**Extrait du document**.
Dans le cadre de la réforme des autorisations des établissements d'hébergement pour personnes âgées dépendantes, les collectivités locales devront désormais lancer des appels à projets. Est-ce que cela contribuera à lutter contre l'inflation des prix ?
J'en suis persuadée. Le problème du prix de journée devient un élément de plus en plus important sur le plan politique. Les appels à projets vont d'une part contribuer à rééquilibrer l'offre sur le plan géographique, mais aussi faire baisser les prix pour les nouveaux projets, sans pour autant remettre en cause notre offre existante. Les premiers appels à projets expérimentaux le montrent clairement.

Les principaux actionnaires de Korian sont des compagnies d'assurances. Y a-t-il des synergies entre vos activités et les leurs ?
Oui, de nombreuses, car nos actionnaires s'intéressent beaucoup au sujet, et pas simplement pour trouver un relais à leurs produits financiers tels que le contrat dépendance. Et ils ont une vision à long terme. Predica, du groupe Crédit Agricole, nous a, par exemple, introduits auprès des Caisses du Crédit Agricole situées dans des zones rurales. Pour elles, attirer un Ehpad est un moyen de développement économique de la région, et cela retient aussi leur clientèle sur place puisque, en zones rurales, la majorité de nos résidents possède un compte au Crédit Agricole. Autre exemple : Malakoff Médéric a développé un premier partenariat industriel avec nous pour améliorer son offre vis-à-vis de ses assurés dans le domaine de l'accueil temporaire en Ehpad.

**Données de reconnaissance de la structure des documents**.

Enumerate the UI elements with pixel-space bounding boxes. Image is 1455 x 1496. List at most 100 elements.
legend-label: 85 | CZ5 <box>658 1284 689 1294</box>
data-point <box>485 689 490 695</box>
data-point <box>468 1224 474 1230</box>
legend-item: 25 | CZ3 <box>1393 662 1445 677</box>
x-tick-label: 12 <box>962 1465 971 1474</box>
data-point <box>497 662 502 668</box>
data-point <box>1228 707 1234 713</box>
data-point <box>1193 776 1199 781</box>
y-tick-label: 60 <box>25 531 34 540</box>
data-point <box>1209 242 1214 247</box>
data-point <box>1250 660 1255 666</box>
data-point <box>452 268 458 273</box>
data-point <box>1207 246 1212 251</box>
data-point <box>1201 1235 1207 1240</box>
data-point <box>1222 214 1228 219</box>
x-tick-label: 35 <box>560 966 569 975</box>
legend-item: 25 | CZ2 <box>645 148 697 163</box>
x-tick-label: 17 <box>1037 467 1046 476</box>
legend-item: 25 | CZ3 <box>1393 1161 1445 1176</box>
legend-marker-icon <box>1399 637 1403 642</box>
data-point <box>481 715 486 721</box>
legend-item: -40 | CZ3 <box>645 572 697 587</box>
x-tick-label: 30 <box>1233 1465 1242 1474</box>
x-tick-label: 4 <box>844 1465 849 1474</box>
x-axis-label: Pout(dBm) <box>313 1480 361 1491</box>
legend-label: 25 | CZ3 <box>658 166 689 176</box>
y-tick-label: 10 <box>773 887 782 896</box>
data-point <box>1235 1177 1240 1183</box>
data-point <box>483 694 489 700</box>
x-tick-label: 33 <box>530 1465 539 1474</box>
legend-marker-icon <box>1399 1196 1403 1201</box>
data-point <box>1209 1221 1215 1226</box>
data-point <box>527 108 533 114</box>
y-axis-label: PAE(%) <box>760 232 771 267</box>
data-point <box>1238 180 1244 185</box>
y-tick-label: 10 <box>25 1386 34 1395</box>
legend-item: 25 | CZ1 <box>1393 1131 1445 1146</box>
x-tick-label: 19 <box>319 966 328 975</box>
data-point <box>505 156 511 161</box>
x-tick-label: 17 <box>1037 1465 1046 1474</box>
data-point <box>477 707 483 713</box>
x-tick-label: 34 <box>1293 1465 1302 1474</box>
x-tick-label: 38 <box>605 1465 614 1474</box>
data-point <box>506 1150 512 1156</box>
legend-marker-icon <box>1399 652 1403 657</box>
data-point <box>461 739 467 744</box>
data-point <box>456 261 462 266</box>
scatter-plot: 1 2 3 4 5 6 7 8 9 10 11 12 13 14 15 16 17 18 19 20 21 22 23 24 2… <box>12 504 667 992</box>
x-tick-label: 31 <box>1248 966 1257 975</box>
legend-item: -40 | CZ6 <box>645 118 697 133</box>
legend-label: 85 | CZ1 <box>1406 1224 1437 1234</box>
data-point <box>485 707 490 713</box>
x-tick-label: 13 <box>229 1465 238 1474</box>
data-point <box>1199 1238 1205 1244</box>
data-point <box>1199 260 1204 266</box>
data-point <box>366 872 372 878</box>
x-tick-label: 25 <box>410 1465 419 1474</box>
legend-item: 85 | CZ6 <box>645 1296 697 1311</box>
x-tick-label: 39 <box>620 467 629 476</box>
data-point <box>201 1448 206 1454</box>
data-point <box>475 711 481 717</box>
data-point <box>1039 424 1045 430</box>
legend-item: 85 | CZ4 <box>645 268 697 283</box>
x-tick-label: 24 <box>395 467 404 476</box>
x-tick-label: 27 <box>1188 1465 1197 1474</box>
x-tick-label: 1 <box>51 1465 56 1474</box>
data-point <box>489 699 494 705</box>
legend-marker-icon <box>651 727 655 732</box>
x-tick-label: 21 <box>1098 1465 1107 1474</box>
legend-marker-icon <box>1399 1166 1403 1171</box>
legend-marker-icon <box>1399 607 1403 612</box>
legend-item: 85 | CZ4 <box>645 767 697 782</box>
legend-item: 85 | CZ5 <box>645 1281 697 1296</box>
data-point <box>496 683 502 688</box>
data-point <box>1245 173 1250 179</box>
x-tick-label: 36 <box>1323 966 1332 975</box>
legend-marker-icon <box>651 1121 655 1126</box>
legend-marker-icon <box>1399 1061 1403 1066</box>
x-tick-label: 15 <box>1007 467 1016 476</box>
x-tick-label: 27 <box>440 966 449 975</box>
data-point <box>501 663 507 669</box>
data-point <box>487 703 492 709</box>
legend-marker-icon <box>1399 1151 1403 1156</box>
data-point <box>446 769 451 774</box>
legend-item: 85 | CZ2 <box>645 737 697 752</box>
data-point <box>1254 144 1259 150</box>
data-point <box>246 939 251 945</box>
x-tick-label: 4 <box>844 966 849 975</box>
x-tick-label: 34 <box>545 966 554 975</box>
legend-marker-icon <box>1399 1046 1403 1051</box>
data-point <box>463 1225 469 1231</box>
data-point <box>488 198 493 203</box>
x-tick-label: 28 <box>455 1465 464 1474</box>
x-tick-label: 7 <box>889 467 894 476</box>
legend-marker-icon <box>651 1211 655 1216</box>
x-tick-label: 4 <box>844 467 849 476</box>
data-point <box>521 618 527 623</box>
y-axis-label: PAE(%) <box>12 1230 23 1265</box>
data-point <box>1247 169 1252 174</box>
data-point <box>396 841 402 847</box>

**Travail demandé**.
1. Résumez l'extrait en deux phrases.
2. Transcrivez le passage de l'extrait qui commence par « Dans le cadre » et se termine par « les leurs ? ».
Ces données ne sont pas utiles ici.

**Exercices corrigés**.
1. Selon la personne interrogée, les appels à projets que les collectivités locales devront lancer pour les Ehpad rééquilibreront l'offre sur le plan géographique et feront baisser les prix des nouveaux projets, sans remettre en cause l'offre existante. Les principaux actionnaires de Korian, des compagnies d'assurances, apportent de nombreuses synergies, comme le montrent l'introduction par Predica auprès des Caisses du Crédit Agricole en zones rurales et le partenariat de Malakoff Médéric sur l'accueil temporaire en Ehpad.

2.
Dans le cadre de la réforme des autorisations des établissements d'hébergement pour personnes âgées dépendantes, les collectivités locales devront désormais lancer des appels à projets. Est-ce que cela contribuera à lutter contre l'inflation des prix ?
J'en suis persuadée. Le problème du prix de journée devient un élément de plus en plus important sur le plan politique. Les appels à projets vont d'une part contribuer à rééquilibrer l'offre sur le plan géographique, mais aussi faire baisser les prix pour les nouveaux projets, sans pour autant remettre en cause notre offre existante. Les premiers appels à projets expérimentaux le montrent clairement.

Les principaux actionnaires de Korian sont des compagnies d'assurances. Y a-t-il des synergies entre vos activités et les leurs ?